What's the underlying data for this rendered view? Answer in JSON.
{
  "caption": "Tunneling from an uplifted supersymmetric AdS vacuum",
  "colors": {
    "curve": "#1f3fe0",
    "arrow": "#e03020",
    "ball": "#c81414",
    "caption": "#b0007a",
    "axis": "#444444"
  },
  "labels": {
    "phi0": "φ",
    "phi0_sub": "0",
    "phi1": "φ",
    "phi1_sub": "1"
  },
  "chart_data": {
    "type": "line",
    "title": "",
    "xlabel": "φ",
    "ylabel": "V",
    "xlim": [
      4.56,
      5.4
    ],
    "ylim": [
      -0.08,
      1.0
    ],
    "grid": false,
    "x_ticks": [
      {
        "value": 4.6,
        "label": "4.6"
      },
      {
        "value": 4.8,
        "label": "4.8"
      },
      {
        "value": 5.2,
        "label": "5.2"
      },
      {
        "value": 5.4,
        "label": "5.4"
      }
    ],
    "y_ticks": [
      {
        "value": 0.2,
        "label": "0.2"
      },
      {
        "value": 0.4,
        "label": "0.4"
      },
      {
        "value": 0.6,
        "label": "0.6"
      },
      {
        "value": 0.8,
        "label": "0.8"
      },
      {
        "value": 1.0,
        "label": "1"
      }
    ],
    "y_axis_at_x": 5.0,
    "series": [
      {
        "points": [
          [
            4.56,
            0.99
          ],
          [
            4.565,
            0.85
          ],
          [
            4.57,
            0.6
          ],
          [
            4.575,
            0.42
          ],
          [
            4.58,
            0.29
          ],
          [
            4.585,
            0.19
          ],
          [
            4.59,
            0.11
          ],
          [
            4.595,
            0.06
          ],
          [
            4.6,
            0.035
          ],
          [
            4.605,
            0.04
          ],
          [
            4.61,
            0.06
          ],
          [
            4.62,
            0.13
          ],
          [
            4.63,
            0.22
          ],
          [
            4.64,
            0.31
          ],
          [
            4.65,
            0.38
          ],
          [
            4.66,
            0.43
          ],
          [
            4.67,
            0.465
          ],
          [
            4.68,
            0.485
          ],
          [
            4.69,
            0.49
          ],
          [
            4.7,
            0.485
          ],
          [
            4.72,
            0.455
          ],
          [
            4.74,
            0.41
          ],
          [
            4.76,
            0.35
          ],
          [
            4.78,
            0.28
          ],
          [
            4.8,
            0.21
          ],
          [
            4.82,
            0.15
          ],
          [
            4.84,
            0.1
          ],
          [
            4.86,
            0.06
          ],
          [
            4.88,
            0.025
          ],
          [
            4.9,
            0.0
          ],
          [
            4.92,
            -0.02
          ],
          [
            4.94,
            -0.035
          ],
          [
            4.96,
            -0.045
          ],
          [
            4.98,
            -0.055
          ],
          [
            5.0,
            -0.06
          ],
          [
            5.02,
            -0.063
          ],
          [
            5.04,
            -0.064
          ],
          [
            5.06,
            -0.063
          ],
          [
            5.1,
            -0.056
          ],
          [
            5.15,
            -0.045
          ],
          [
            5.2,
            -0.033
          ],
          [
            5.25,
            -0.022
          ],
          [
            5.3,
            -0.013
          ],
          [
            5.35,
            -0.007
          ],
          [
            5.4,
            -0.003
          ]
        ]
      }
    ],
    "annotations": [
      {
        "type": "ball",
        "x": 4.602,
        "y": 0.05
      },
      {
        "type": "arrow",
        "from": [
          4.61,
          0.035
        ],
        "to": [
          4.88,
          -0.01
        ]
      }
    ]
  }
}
----
_Problem details_
Transcribe the records above exactly as they appear.

_Task response_
What's the underlying data for this rendered view? Answer in JSON.
{
  "caption": "Tunneling from an uplifted supersymmetric AdS vacuum",
  "colors": {
    "curve": "#1f3fe0",
    "arrow": "#e03020",
    "ball": "#c81414",
    "caption": "#b0007a",
    "axis": "#444444"
  },
  "labels": {
    "phi0": "φ",
    "phi0_sub": "0",
    "phi1": "φ",
    "phi1_sub": "1"
  },
  "chart_data": {
    "type": "line",
    "title": "",
    "xlabel": "φ",
    "ylabel": "V",
    "xlim": [
      4.56,
      5.4
    ],
    "ylim": [
      -0.08,
      1.0
    ],
    "grid": false,
    "x_ticks": [
      {
        "value": 4.6,
        "label": "4.6"
      },
      {
        "value": 4.8,
        "label": "4.8"
      },
      {
        "value": 5.2,
        "label": "5.2"
      },
      {
        "value": 5.4,
        "label": "5.4"
      }
    ],
    "y_ticks": [
      {
        "value": 0.2,
        "label": "0.2"
      },
      {
        "value": 0.4,
        "label": "0.4"
      },
      {
        "value": 0.6,
        "label": "0.6"
      },
      {
        "value": 0.8,
        "label": "0.8"
      },
      {
        "value": 1.0,
        "label": "1"
      }
    ],
    "y_axis_at_x": 5.0,
    "series": [
      {
        "points": [
          [
            4.56,
            0.99
          ],
          [
            4.565,
            0.85
          ],
          [
            4.57,
            0.6
          ],
          [
            4.575,
            0.42
          ],
          [
            4.58,
            0.29
          ],
          [
            4.585,
            0.19
          ],
          [
            4.59,
            0.11
          ],
          [
            4.595,
            0.06
          ],
          [
            4.6,
            0.035
          ],
          [
            4.605,
            0.04
          ],
          [
            4.61,
            0.06
          ],
          [
            4.62,
            0.13
          ],
          [
            4.63,
            0.22
          ],
          [
            4.64,
            0.31
          ],
          [
            4.65,
            0.38
          ],
          [
            4.66,
            0.43
          ],
          [
            4.67,
            0.465
          ],
          [
            4.68,
            0.485
          ],
          [
            4.69,
            0.49
          ],
          [
            4.7,
            0.485
          ],
          [
            4.72,
            0.455
          ],
          [
            4.74,
            0.41
          ],
          [
            4.76,
            0.35
          ],
          [
            4.78,
            0.28
          ],
          [
            4.8,
            0.21
          ],
          [
            4.82,
            0.15
          ],
          [
            4.84,
            0.1
          ],
          [
            4.86,
            0.06
          ],
          [
            4.88,
            0.025
          ],
          [
            4.9,
            0.0
          ],
          [
            4.92,
            -0.02
          ],
          [
            4.94,
            -0.035
          ],
          [
            4.96,
            -0.045
          ],
          [
            4.98,
            -0.055
          ],
          [
            5.0,
            -0.06
          ],
          [
            5.02,
            -0.063
          ],
          [
            5.04,
            -0.064
          ],
          [
            5.06,
            -0.063
          ],
          [
            5.1,
            -0.056
          ],
          [
            5.15,
            -0.045
          ],
          [
            5.2,
            -0.033
          ],
          [
            5.25,
            -0.022
          ],
          [
            5.3,
            -0.013
          ],
          [
            5.35,
            -0.007
          ],
          [
            5.4,
            -0.003
          ]
        ]
      }
    ],
    "annotations": [
      {
        "type": "ball",
        "x": 4.602,
        "y": 0.05
      },
      {
        "type": "arrow",
        "from": [
          4.61,
          0.035
        ],
        "to": [
          4.88,
          -0.01
        ]
      }
    ]
  }
}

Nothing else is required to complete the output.